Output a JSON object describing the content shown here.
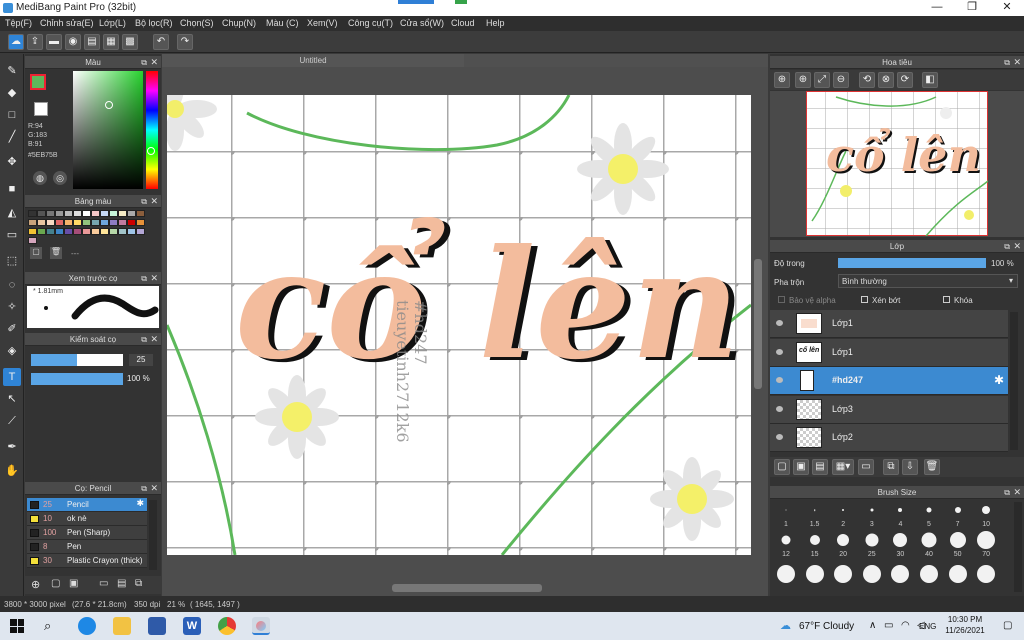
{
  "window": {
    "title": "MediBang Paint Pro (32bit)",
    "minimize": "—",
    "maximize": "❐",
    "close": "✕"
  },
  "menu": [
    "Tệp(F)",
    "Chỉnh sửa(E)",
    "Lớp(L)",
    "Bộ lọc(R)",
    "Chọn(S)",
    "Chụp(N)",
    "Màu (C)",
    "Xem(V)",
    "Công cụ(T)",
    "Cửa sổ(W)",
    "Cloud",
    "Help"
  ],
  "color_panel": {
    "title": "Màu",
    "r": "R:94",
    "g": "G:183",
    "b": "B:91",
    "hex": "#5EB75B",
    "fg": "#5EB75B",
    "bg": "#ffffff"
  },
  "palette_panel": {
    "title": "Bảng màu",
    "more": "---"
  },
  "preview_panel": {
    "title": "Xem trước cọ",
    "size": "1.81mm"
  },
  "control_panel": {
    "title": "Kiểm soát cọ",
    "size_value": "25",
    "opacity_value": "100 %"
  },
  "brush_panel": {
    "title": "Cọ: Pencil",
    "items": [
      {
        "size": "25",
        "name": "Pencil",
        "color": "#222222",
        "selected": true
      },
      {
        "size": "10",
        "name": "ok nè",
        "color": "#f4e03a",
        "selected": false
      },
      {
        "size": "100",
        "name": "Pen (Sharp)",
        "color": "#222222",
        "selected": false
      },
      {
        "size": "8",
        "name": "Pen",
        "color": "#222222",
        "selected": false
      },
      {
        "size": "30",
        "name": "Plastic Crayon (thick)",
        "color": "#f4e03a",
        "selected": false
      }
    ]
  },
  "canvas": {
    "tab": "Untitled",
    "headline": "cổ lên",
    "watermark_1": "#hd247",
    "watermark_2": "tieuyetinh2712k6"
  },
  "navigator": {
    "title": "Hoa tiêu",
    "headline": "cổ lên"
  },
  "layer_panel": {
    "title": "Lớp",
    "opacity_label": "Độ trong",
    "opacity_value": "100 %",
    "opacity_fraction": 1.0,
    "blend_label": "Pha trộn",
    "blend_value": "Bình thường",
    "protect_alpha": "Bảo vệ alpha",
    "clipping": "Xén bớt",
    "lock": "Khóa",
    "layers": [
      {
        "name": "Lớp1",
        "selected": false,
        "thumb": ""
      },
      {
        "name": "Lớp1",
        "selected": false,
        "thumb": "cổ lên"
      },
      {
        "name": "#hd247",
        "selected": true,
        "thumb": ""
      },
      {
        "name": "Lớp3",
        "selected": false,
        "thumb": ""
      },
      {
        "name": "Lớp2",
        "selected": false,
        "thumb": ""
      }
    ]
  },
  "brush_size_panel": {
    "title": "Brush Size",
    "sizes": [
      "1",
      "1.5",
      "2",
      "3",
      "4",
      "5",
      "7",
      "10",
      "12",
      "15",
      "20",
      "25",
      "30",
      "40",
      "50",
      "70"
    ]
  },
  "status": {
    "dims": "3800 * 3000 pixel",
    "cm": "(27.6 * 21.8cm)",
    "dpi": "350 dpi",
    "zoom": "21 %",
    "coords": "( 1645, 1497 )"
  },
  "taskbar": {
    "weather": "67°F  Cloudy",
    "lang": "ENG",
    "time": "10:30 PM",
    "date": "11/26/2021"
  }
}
+ + + + + + +
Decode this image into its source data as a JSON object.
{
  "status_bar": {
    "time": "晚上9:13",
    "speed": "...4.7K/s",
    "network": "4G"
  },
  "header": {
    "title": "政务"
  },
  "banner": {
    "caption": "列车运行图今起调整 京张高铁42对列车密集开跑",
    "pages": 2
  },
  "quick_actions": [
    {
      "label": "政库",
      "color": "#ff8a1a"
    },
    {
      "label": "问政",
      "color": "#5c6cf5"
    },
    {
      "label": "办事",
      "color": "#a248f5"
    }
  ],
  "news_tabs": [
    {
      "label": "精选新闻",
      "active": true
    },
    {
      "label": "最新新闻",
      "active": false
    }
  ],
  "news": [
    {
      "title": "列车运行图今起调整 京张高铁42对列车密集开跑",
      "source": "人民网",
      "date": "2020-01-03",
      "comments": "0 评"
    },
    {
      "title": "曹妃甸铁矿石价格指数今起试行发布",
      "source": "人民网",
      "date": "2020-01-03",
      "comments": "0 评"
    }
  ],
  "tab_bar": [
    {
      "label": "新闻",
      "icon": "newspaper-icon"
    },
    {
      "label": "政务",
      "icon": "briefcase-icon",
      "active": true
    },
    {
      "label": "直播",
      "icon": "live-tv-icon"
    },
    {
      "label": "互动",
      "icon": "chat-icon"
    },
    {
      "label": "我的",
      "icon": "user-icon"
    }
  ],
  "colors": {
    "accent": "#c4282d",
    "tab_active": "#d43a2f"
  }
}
+ + + + + + +
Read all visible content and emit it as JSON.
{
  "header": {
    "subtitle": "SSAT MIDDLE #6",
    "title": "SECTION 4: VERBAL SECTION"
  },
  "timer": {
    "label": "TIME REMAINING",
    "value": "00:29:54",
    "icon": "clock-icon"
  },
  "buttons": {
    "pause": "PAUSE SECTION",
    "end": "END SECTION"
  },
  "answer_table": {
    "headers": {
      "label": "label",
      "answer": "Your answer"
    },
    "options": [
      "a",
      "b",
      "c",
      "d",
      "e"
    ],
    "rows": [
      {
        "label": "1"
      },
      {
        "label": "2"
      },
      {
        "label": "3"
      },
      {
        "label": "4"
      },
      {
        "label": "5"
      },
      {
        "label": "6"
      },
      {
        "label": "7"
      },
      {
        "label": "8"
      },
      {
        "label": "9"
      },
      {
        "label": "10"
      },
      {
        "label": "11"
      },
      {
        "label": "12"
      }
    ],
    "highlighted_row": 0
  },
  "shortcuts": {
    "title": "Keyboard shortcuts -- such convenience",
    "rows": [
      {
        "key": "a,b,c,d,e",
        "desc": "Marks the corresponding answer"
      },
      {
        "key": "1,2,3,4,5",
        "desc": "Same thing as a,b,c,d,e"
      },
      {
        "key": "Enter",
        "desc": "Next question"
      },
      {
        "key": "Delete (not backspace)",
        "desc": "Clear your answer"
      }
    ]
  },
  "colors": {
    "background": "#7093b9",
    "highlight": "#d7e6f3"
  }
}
+ + + + + + +
Find how many lines in the listing contain the word "列车运行图今起调整" and give that count alone.

2